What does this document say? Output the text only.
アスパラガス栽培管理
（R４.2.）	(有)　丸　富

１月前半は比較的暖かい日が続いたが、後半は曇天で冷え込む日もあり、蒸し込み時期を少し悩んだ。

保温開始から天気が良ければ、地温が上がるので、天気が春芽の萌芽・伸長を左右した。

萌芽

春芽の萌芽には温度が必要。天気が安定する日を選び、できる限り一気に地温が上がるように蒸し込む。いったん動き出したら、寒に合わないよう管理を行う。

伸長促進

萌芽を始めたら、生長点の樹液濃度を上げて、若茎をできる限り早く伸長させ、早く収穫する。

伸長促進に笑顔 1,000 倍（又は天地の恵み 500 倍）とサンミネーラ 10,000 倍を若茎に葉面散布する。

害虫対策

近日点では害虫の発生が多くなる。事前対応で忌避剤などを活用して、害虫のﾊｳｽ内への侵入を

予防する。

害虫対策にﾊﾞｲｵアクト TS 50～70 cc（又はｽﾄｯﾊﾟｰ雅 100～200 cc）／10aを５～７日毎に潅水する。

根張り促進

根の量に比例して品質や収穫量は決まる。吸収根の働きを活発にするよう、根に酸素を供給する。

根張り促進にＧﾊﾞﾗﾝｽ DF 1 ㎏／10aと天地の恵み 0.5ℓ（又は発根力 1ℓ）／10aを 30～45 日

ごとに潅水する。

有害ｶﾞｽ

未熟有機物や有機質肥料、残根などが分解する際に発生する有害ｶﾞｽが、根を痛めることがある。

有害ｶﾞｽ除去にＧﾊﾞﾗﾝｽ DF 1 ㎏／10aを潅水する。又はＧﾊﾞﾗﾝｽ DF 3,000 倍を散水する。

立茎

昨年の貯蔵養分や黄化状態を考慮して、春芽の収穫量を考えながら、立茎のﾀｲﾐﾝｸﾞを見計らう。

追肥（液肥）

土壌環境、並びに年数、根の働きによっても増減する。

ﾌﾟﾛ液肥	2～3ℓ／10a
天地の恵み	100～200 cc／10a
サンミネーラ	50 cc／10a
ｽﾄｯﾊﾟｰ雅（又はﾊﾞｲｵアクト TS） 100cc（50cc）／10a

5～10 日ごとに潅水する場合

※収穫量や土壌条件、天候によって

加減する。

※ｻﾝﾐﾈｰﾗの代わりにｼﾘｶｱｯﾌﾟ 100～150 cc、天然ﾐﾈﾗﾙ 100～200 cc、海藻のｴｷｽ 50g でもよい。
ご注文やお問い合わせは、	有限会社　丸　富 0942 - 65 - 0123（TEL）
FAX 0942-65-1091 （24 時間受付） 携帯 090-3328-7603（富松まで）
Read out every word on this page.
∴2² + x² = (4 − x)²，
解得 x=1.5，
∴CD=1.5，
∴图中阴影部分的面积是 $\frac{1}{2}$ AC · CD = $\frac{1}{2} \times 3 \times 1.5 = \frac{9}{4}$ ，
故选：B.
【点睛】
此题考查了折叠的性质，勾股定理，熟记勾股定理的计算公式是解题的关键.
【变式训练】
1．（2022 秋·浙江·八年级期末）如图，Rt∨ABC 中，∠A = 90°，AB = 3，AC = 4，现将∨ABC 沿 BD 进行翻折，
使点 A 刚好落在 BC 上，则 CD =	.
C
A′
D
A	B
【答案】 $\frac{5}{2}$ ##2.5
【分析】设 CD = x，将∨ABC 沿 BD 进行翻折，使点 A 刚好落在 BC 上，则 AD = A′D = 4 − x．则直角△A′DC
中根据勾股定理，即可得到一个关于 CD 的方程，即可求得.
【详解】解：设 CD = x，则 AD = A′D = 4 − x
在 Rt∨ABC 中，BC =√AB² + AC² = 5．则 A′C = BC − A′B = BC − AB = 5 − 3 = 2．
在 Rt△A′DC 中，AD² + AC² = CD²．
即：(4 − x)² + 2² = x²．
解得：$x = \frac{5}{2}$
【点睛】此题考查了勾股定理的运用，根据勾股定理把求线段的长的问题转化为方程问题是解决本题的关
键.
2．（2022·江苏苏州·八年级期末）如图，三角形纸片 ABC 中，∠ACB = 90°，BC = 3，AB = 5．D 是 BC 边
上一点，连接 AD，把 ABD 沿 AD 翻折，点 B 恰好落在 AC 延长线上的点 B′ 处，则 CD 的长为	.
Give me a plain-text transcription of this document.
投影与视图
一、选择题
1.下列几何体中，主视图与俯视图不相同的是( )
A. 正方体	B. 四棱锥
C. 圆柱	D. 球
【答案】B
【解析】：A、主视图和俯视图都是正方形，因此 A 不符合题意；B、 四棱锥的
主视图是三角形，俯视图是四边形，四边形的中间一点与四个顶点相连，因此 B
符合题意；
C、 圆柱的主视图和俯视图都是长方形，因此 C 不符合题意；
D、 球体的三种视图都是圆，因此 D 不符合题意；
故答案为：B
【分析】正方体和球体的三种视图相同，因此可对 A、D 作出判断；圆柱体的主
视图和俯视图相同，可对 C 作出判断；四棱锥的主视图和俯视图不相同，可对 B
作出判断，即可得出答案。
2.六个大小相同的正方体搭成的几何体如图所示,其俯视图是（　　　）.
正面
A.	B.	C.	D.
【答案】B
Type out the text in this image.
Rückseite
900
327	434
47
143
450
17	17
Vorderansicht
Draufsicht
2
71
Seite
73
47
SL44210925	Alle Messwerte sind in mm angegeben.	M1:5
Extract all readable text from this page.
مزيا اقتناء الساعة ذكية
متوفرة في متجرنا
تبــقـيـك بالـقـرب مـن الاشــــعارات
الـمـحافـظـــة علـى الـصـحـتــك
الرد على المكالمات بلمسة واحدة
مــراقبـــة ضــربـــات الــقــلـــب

▶ [WHAT YOU ARE ASKED TO DO]
Extract every entry above as it appears.

▶ [FULL SOLUTION]
What does this document say? Output the text only.
アスパラガス栽培管理
（R４.2.）	(有)　丸　富

１月前半は比較的暖かい日が続いたが、後半は曇天で冷え込む日もあり、蒸し込み時期を少し悩んだ。

保温開始から天気が良ければ、地温が上がるので、天気が春芽の萌芽・伸長を左右した。

萌芽

春芽の萌芽には温度が必要。天気が安定する日を選び、できる限り一気に地温が上がるように蒸し込む。いったん動き出したら、寒に合わないよう管理を行う。

伸長促進

萌芽を始めたら、生長点の樹液濃度を上げて、若茎をできる限り早く伸長させ、早く収穫する。

伸長促進に笑顔 1,000 倍（又は天地の恵み 500 倍）とサンミネーラ 10,000 倍を若茎に葉面散布する。

害虫対策

近日点では害虫の発生が多くなる。事前対応で忌避剤などを活用して、害虫のﾊｳｽ内への侵入を

予防する。

害虫対策にﾊﾞｲｵアクト TS 50～70 cc（又はｽﾄｯﾊﾟｰ雅 100～200 cc）／10aを５～７日毎に潅水する。

根張り促進

根の量に比例して品質や収穫量は決まる。吸収根の働きを活発にするよう、根に酸素を供給する。

根張り促進にＧﾊﾞﾗﾝｽ DF 1 ㎏／10aと天地の恵み 0.5ℓ（又は発根力 1ℓ）／10aを 30～45 日

ごとに潅水する。

有害ｶﾞｽ

未熟有機物や有機質肥料、残根などが分解する際に発生する有害ｶﾞｽが、根を痛めることがある。

有害ｶﾞｽ除去にＧﾊﾞﾗﾝｽ DF 1 ㎏／10aを潅水する。又はＧﾊﾞﾗﾝｽ DF 3,000 倍を散水する。

立茎

昨年の貯蔵養分や黄化状態を考慮して、春芽の収穫量を考えながら、立茎のﾀｲﾐﾝｸﾞを見計らう。

追肥（液肥）

土壌環境、並びに年数、根の働きによっても増減する。

ﾌﾟﾛ液肥	2～3ℓ／10a
天地の恵み	100～200 cc／10a
サンミネーラ	50 cc／10a
ｽﾄｯﾊﾟｰ雅（又はﾊﾞｲｵアクト TS） 100cc（50cc）／10a

5～10 日ごとに潅水する場合

※収穫量や土壌条件、天候によって

加減する。

※ｻﾝﾐﾈｰﾗの代わりにｼﾘｶｱｯﾌﾟ 100～150 cc、天然ﾐﾈﾗﾙ 100～200 cc、海藻のｴｷｽ 50g でもよい。
ご注文やお問い合わせは、	有限会社　丸　富 0942 - 65 - 0123（TEL）
FAX 0942-65-1091 （24 時間受付） 携帯 090-3328-7603（富松まで）
Read out every word on this page.
∴2² + x² = (4 − x)²，
解得 x=1.5，
∴CD=1.5，
∴图中阴影部分的面积是 $\frac{1}{2}$ AC · CD = $\frac{1}{2} \times 3 \times 1.5 = \frac{9}{4}$ ，
故选：B.
【点睛】
此题考查了折叠的性质，勾股定理，熟记勾股定理的计算公式是解题的关键.
【变式训练】
1．（2022 秋·浙江·八年级期末）如图，Rt∨ABC 中，∠A = 90°，AB = 3，AC = 4，现将∨ABC 沿 BD 进行翻折，
使点 A 刚好落在 BC 上，则 CD =	.
C
A′
D
A	B
【答案】 $\frac{5}{2}$ ##2.5
【分析】设 CD = x，将∨ABC 沿 BD 进行翻折，使点 A 刚好落在 BC 上，则 AD = A′D = 4 − x．则直角△A′DC
中根据勾股定理，即可得到一个关于 CD 的方程，即可求得.
【详解】解：设 CD = x，则 AD = A′D = 4 − x
在 Rt∨ABC 中，BC =√AB² + AC² = 5．则 A′C = BC − A′B = BC − AB = 5 − 3 = 2．
在 Rt△A′DC 中，AD² + AC² = CD²．
即：(4 − x)² + 2² = x²．
解得：$x = \frac{5}{2}$
【点睛】此题考查了勾股定理的运用，根据勾股定理把求线段的长的问题转化为方程问题是解决本题的关
键.
2．（2022·江苏苏州·八年级期末）如图，三角形纸片 ABC 中，∠ACB = 90°，BC = 3，AB = 5．D 是 BC 边
上一点，连接 AD，把 ABD 沿 AD 翻折，点 B 恰好落在 AC 延长线上的点 B′ 处，则 CD 的长为	.
Give me a plain-text transcription of this document.
投影与视图
一、选择题
1.下列几何体中，主视图与俯视图不相同的是( )
A. 正方体	B. 四棱锥
C. 圆柱	D. 球
【答案】B
【解析】：A、主视图和俯视图都是正方形，因此 A 不符合题意；B、 四棱锥的
主视图是三角形，俯视图是四边形，四边形的中间一点与四个顶点相连，因此 B
符合题意；
C、 圆柱的主视图和俯视图都是长方形，因此 C 不符合题意；
D、 球体的三种视图都是圆，因此 D 不符合题意；
故答案为：B
【分析】正方体和球体的三种视图相同，因此可对 A、D 作出判断；圆柱体的主
视图和俯视图相同，可对 C 作出判断；四棱锥的主视图和俯视图不相同，可对 B
作出判断，即可得出答案。
2.六个大小相同的正方体搭成的几何体如图所示,其俯视图是（　　　）.
正面
A.	B.	C.	D.
【答案】B
Type out the text in this image.
Rückseite
900
327	434
47
143
450
17	17
Vorderansicht
Draufsicht
2
71
Seite
73
47
SL44210925	Alle Messwerte sind in mm angegeben.	M1:5
Extract all readable text from this page.
مزيا اقتناء الساعة ذكية
متوفرة في متجرنا
تبــقـيـك بالـقـرب مـن الاشــــعارات
الـمـحافـظـــة علـى الـصـحـتــك
الرد على المكالمات بلمسة واحدة
مــراقبـــة ضــربـــات الــقــلـــب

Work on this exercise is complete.